Structured figure records
◆ ◆ ◆ ◆ ◆ ◆ ◆

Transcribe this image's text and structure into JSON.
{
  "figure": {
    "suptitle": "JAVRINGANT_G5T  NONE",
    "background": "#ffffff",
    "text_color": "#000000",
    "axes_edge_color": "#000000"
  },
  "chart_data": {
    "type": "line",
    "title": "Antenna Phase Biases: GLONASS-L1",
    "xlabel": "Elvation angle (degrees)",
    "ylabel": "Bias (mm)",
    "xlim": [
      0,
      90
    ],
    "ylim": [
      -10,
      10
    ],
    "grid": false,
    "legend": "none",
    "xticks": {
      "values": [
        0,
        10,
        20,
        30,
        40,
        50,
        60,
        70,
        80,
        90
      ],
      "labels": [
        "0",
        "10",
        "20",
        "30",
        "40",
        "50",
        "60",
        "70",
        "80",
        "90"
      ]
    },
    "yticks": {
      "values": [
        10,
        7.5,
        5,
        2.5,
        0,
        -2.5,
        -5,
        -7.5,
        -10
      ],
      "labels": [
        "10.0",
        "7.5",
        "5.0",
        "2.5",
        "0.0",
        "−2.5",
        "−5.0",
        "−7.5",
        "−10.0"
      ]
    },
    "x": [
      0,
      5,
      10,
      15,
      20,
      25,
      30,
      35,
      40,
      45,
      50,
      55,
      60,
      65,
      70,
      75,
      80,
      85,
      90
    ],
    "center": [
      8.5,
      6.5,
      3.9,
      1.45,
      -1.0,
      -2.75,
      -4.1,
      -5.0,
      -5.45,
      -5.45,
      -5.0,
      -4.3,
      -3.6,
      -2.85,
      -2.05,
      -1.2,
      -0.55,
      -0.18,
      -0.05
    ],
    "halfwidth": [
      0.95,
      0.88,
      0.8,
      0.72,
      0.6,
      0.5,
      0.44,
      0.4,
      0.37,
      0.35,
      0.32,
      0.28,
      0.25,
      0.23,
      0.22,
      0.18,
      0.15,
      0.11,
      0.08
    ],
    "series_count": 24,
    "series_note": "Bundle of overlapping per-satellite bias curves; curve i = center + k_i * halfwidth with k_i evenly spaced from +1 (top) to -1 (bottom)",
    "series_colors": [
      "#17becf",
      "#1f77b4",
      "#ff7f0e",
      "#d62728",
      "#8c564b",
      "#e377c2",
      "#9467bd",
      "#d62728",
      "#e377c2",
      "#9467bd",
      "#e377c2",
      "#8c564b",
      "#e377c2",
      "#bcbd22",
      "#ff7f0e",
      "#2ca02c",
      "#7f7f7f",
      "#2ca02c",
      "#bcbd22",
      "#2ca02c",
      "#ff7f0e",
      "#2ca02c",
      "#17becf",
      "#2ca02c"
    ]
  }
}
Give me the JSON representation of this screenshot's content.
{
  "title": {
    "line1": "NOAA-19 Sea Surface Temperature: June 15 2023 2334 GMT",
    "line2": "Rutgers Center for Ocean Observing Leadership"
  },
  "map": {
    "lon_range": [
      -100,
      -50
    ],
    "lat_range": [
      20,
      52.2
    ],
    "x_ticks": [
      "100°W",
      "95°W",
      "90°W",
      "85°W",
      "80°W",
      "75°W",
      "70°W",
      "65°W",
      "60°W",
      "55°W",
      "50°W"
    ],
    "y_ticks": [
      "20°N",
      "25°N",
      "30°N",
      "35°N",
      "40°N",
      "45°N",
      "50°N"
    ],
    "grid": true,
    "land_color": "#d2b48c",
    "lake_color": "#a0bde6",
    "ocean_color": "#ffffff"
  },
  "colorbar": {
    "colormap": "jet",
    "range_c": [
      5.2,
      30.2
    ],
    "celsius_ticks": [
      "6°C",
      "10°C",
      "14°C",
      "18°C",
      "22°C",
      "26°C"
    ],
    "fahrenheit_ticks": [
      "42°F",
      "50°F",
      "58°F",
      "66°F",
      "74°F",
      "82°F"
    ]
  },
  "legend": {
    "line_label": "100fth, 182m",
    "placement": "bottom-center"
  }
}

◆ ◆ ◆ ◆ ◆ ◆ ◆

> **Written exercise**: Copy the material above, line for line.

> **Exercise response**:
Transcribe this image's text and structure into JSON.
{
  "figure": {
    "suptitle": "JAVRINGANT_G5T  NONE",
    "background": "#ffffff",
    "text_color": "#000000",
    "axes_edge_color": "#000000"
  },
  "chart_data": {
    "type": "line",
    "title": "Antenna Phase Biases: GLONASS-L1",
    "xlabel": "Elvation angle (degrees)",
    "ylabel": "Bias (mm)",
    "xlim": [
      0,
      90
    ],
    "ylim": [
      -10,
      10
    ],
    "grid": false,
    "legend": "none",
    "xticks": {
      "values": [
        0,
        10,
        20,
        30,
        40,
        50,
        60,
        70,
        80,
        90
      ],
      "labels": [
        "0",
        "10",
        "20",
        "30",
        "40",
        "50",
        "60",
        "70",
        "80",
        "90"
      ]
    },
    "yticks": {
      "values": [
        10,
        7.5,
        5,
        2.5,
        0,
        -2.5,
        -5,
        -7.5,
        -10
      ],
      "labels": [
        "10.0",
        "7.5",
        "5.0",
        "2.5",
        "0.0",
        "−2.5",
        "−5.0",
        "−7.5",
        "−10.0"
      ]
    },
    "x": [
      0,
      5,
      10,
      15,
      20,
      25,
      30,
      35,
      40,
      45,
      50,
      55,
      60,
      65,
      70,
      75,
      80,
      85,
      90
    ],
    "center": [
      8.5,
      6.5,
      3.9,
      1.45,
      -1.0,
      -2.75,
      -4.1,
      -5.0,
      -5.45,
      -5.45,
      -5.0,
      -4.3,
      -3.6,
      -2.85,
      -2.05,
      -1.2,
      -0.55,
      -0.18,
      -0.05
    ],
    "halfwidth": [
      0.95,
      0.88,
      0.8,
      0.72,
      0.6,
      0.5,
      0.44,
      0.4,
      0.37,
      0.35,
      0.32,
      0.28,
      0.25,
      0.23,
      0.22,
      0.18,
      0.15,
      0.11,
      0.08
    ],
    "series_count": 24,
    "series_note": "Bundle of overlapping per-satellite bias curves; curve i = center + k_i * halfwidth with k_i evenly spaced from +1 (top) to -1 (bottom)",
    "series_colors": [
      "#17becf",
      "#1f77b4",
      "#ff7f0e",
      "#d62728",
      "#8c564b",
      "#e377c2",
      "#9467bd",
      "#d62728",
      "#e377c2",
      "#9467bd",
      "#e377c2",
      "#8c564b",
      "#e377c2",
      "#bcbd22",
      "#ff7f0e",
      "#2ca02c",
      "#7f7f7f",
      "#2ca02c",
      "#bcbd22",
      "#2ca02c",
      "#ff7f0e",
      "#2ca02c",
      "#17becf",
      "#2ca02c"
    ]
  }
}
Give me the JSON representation of this screenshot's content.
{
  "title": {
    "line1": "NOAA-19 Sea Surface Temperature: June 15 2023 2334 GMT",
    "line2": "Rutgers Center for Ocean Observing Leadership"
  },
  "map": {
    "lon_range": [
      -100,
      -50
    ],
    "lat_range": [
      20,
      52.2
    ],
    "x_ticks": [
      "100°W",
      "95°W",
      "90°W",
      "85°W",
      "80°W",
      "75°W",
      "70°W",
      "65°W",
      "60°W",
      "55°W",
      "50°W"
    ],
    "y_ticks": [
      "20°N",
      "25°N",
      "30°N",
      "35°N",
      "40°N",
      "45°N",
      "50°N"
    ],
    "grid": true,
    "land_color": "#d2b48c",
    "lake_color": "#a0bde6",
    "ocean_color": "#ffffff"
  },
  "colorbar": {
    "colormap": "jet",
    "range_c": [
      5.2,
      30.2
    ],
    "celsius_ticks": [
      "6°C",
      "10°C",
      "14°C",
      "18°C",
      "22°C",
      "26°C"
    ],
    "fahrenheit_ticks": [
      "42°F",
      "50°F",
      "58°F",
      "66°F",
      "74°F",
      "82°F"
    ]
  },
  "legend": {
    "line_label": "100fth, 182m",
    "placement": "bottom-center"
  }
}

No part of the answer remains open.